● DATA
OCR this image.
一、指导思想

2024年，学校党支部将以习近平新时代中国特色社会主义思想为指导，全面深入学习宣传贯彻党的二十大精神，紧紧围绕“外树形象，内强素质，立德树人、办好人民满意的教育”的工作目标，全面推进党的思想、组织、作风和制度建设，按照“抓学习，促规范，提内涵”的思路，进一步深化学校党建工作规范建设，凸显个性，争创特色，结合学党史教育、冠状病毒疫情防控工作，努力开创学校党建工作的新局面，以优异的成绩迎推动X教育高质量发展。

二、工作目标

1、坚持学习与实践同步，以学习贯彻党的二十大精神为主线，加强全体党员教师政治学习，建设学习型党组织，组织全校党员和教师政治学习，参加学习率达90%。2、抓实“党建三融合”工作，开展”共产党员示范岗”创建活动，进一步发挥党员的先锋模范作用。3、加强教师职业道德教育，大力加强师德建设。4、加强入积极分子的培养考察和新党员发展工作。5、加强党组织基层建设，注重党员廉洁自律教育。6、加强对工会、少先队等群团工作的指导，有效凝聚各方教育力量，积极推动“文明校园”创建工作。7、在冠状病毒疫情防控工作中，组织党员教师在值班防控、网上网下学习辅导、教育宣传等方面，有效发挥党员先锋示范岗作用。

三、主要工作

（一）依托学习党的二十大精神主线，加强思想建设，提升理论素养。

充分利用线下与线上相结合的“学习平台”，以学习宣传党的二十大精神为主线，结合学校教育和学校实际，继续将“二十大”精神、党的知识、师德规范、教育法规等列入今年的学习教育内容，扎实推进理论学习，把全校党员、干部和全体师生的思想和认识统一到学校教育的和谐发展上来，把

● WRITTEN REQUEST
Return all of the data word for word.

● ANSWER FOR THIS EXERCISE
OCR this image.
一、指导思想

2024年，学校党支部将以习近平新时代中国特色社会主义思想为指导，全面深入学习宣传贯彻党的二十大精神，紧紧围绕“外树形象，内强素质，立德树人、办好人民满意的教育”的工作目标，全面推进党的思想、组织、作风和制度建设，按照“抓学习，促规范，提内涵”的思路，进一步深化学校党建工作规范建设，凸显个性，争创特色，结合学党史教育、冠状病毒疫情防控工作，努力开创学校党建工作的新局面，以优异的成绩迎推动X教育高质量发展。

二、工作目标

1、坚持学习与实践同步，以学习贯彻党的二十大精神为主线，加强全体党员教师政治学习，建设学习型党组织，组织全校党员和教师政治学习，参加学习率达90%。2、抓实“党建三融合”工作，开展”共产党员示范岗”创建活动，进一步发挥党员的先锋模范作用。3、加强教师职业道德教育，大力加强师德建设。4、加强入积极分子的培养考察和新党员发展工作。5、加强党组织基层建设，注重党员廉洁自律教育。6、加强对工会、少先队等群团工作的指导，有效凝聚各方教育力量，积极推动“文明校园”创建工作。7、在冠状病毒疫情防控工作中，组织党员教师在值班防控、网上网下学习辅导、教育宣传等方面，有效发挥党员先锋示范岗作用。

三、主要工作

（一）依托学习党的二十大精神主线，加强思想建设，提升理论素养。

充分利用线下与线上相结合的“学习平台”，以学习宣传党的二十大精神为主线，结合学校教育和学校实际，继续将“二十大”精神、党的知识、师德规范、教育法规等列入今年的学习教育内容，扎实推进理论学习，把全校党员、干部和全体师生的思想和认识统一到学校教育的和谐发展上来，把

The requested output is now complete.